WRITTEN TASK: Give the number of lines in the data that hold the word "screenshot", and nothing else.

START MATERIAL SUPPLIED

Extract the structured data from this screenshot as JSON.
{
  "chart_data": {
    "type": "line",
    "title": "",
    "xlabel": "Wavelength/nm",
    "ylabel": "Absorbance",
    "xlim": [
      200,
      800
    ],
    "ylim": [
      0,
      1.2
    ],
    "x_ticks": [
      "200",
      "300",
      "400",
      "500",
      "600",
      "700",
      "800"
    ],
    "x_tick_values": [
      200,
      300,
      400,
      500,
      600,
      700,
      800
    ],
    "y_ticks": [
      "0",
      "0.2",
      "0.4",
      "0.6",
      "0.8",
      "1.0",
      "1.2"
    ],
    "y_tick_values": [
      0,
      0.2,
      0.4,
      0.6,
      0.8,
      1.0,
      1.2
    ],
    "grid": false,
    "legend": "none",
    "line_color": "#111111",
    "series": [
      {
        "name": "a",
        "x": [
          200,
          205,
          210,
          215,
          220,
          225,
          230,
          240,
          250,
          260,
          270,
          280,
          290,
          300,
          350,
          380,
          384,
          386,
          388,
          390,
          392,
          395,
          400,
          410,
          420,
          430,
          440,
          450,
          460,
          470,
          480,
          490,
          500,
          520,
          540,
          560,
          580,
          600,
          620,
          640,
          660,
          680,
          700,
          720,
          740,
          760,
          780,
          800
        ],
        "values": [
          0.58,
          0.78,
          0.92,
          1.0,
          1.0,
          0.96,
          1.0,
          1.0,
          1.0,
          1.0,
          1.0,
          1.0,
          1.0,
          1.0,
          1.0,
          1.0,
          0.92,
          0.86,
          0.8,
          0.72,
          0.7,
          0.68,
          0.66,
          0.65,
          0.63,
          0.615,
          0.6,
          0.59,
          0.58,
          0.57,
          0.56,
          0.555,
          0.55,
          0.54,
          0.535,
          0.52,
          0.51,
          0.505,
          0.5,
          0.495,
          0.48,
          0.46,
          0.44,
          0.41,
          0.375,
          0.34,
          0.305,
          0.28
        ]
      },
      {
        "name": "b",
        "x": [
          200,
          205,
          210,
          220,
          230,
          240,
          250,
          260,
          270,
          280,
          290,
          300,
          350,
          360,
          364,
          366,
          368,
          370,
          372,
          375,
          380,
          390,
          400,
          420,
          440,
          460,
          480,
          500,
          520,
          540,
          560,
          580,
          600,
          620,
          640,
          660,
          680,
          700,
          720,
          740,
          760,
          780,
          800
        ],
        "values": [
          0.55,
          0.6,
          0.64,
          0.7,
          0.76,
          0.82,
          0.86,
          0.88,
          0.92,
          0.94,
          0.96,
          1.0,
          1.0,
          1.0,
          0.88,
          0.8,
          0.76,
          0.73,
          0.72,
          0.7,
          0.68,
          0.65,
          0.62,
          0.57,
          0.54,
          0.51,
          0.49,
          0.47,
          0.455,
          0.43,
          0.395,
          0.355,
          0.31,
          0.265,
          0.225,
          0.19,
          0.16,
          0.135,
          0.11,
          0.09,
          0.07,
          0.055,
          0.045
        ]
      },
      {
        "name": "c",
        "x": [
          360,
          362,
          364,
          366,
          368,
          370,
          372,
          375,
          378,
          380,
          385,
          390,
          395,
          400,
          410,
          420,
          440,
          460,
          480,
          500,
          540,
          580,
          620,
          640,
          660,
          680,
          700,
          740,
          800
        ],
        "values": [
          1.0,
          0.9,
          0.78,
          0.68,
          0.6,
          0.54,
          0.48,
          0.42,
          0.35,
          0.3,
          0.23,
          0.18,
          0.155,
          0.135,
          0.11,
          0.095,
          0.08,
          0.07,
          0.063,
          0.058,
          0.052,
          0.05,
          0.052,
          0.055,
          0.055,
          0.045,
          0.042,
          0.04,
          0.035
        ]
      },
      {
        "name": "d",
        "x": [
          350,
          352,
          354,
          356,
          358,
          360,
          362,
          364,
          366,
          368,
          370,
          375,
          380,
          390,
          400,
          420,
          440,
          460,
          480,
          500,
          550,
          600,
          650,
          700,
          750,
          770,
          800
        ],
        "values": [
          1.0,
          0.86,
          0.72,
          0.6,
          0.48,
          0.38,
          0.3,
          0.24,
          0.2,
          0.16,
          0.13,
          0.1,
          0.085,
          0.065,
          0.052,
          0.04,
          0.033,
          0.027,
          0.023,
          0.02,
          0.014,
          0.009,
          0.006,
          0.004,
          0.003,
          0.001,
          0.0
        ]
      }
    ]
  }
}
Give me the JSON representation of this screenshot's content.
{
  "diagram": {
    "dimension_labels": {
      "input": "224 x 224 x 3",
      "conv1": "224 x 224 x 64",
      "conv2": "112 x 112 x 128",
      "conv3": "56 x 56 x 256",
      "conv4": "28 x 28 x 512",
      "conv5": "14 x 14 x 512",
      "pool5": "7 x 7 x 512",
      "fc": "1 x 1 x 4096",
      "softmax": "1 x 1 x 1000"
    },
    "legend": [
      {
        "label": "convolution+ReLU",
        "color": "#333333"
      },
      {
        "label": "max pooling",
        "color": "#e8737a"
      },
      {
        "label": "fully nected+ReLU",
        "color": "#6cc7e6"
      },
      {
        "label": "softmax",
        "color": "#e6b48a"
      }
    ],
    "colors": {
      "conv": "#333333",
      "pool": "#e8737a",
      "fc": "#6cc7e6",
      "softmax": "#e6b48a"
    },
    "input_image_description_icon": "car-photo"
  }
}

END MATERIAL SUPPLIED

SOLUTION TO THE PROBLEM: 2